Return the records below from the line containing "What text is on this page?" onward, exactly, through and including the last line.

=== Data section ===

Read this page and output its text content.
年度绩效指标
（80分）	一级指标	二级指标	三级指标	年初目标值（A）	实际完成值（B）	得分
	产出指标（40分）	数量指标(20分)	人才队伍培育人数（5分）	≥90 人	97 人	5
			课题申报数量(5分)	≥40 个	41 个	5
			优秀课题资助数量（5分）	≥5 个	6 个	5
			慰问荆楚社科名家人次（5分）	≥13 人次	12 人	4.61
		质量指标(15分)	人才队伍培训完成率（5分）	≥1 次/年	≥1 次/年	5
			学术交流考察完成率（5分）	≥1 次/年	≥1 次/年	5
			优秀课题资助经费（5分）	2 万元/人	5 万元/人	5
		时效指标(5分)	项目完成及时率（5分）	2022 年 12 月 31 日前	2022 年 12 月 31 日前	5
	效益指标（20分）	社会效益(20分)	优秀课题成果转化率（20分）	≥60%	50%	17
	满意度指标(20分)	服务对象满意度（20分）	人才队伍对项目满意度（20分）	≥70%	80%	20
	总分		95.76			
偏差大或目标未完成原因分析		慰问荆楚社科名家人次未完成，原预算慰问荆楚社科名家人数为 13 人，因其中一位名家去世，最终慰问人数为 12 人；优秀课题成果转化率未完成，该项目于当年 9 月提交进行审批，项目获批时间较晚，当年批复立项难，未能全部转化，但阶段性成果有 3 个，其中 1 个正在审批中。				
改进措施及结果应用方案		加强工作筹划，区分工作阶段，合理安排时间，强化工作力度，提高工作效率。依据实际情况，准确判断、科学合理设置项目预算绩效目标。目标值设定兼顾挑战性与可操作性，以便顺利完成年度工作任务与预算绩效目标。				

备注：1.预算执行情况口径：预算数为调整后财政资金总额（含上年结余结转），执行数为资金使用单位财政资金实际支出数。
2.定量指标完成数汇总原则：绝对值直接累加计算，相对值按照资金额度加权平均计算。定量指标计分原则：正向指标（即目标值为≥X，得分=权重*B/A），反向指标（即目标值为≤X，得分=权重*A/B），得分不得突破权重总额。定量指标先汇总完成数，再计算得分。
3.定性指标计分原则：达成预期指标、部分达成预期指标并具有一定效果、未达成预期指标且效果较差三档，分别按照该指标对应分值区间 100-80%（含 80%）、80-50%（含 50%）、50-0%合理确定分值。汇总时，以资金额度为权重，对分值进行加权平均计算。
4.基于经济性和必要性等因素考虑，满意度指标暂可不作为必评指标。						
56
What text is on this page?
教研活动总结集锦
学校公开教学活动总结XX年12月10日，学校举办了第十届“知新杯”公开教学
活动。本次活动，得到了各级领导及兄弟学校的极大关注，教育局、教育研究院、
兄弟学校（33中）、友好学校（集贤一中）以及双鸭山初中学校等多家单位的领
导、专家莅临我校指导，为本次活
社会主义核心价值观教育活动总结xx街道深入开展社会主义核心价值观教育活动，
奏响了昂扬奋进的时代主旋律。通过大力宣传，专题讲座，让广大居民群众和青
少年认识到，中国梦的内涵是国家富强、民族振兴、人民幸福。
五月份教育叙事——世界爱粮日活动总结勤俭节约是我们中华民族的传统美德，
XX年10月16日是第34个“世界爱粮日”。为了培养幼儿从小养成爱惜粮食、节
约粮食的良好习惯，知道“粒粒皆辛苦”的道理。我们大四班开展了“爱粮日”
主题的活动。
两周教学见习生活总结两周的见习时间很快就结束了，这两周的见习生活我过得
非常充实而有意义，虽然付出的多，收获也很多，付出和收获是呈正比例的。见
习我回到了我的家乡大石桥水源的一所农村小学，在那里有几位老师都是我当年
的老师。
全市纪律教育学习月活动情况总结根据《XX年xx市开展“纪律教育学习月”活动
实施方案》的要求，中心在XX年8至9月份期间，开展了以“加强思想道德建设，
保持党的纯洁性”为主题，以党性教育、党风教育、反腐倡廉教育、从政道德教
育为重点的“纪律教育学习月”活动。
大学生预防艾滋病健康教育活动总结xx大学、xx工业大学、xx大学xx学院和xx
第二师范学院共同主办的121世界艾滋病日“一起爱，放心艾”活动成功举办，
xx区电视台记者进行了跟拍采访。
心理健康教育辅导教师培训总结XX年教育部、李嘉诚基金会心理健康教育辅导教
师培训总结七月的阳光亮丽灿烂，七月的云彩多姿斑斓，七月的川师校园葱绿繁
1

===

* Complete answer *
What text is on this page?
教研活动总结集锦
学校公开教学活动总结XX年12月10日，学校举办了第十届“知新杯”公开教学
活动。本次活动，得到了各级领导及兄弟学校的极大关注，教育局、教育研究院、
兄弟学校（33中）、友好学校（集贤一中）以及双鸭山初中学校等多家单位的领
导、专家莅临我校指导，为本次活
社会主义核心价值观教育活动总结xx街道深入开展社会主义核心价值观教育活动，
奏响了昂扬奋进的时代主旋律。通过大力宣传，专题讲座，让广大居民群众和青
少年认识到，中国梦的内涵是国家富强、民族振兴、人民幸福。
五月份教育叙事——世界爱粮日活动总结勤俭节约是我们中华民族的传统美德，
XX年10月16日是第34个“世界爱粮日”。为了培养幼儿从小养成爱惜粮食、节
约粮食的良好习惯，知道“粒粒皆辛苦”的道理。我们大四班开展了“爱粮日”
主题的活动。
两周教学见习生活总结两周的见习时间很快就结束了，这两周的见习生活我过得
非常充实而有意义，虽然付出的多，收获也很多，付出和收获是呈正比例的。见
习我回到了我的家乡大石桥水源的一所农村小学，在那里有几位老师都是我当年
的老师。
全市纪律教育学习月活动情况总结根据《XX年xx市开展“纪律教育学习月”活动
实施方案》的要求，中心在XX年8至9月份期间，开展了以“加强思想道德建设，
保持党的纯洁性”为主题，以党性教育、党风教育、反腐倡廉教育、从政道德教
育为重点的“纪律教育学习月”活动。
大学生预防艾滋病健康教育活动总结xx大学、xx工业大学、xx大学xx学院和xx
第二师范学院共同主办的121世界艾滋病日“一起爱，放心艾”活动成功举办，
xx区电视台记者进行了跟拍采访。
心理健康教育辅导教师培训总结XX年教育部、李嘉诚基金会心理健康教育辅导教
师培训总结七月的阳光亮丽灿烂，七月的云彩多姿斑斓，七月的川师校园葱绿繁
1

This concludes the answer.